▶ WHAT YOU WILL DO
Search the records for "Flugsicherung". Copy every line where it appears.

BEGIN INFORMATION GIVEN

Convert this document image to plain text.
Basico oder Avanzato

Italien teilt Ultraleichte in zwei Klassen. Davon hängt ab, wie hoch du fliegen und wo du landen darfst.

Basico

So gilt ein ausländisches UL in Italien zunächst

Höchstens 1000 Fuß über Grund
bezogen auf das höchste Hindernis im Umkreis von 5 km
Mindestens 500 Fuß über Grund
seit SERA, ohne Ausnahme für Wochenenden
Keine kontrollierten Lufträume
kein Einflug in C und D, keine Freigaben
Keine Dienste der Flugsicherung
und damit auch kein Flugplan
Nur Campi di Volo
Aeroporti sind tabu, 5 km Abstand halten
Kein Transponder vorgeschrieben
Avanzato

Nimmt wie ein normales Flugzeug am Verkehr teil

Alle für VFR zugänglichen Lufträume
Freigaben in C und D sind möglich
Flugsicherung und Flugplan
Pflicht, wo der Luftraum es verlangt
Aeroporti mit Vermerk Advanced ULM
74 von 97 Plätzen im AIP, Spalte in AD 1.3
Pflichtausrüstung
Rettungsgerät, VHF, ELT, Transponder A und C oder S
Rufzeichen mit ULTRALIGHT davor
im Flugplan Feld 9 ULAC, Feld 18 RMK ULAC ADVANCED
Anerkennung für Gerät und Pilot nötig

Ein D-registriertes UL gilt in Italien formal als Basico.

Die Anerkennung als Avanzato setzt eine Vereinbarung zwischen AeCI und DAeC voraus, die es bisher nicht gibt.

END INFORMATION GIVEN

▶ EXPECTED ANSWER
Keine Dienste der Flugsicherung
Flugsicherung und Flugplan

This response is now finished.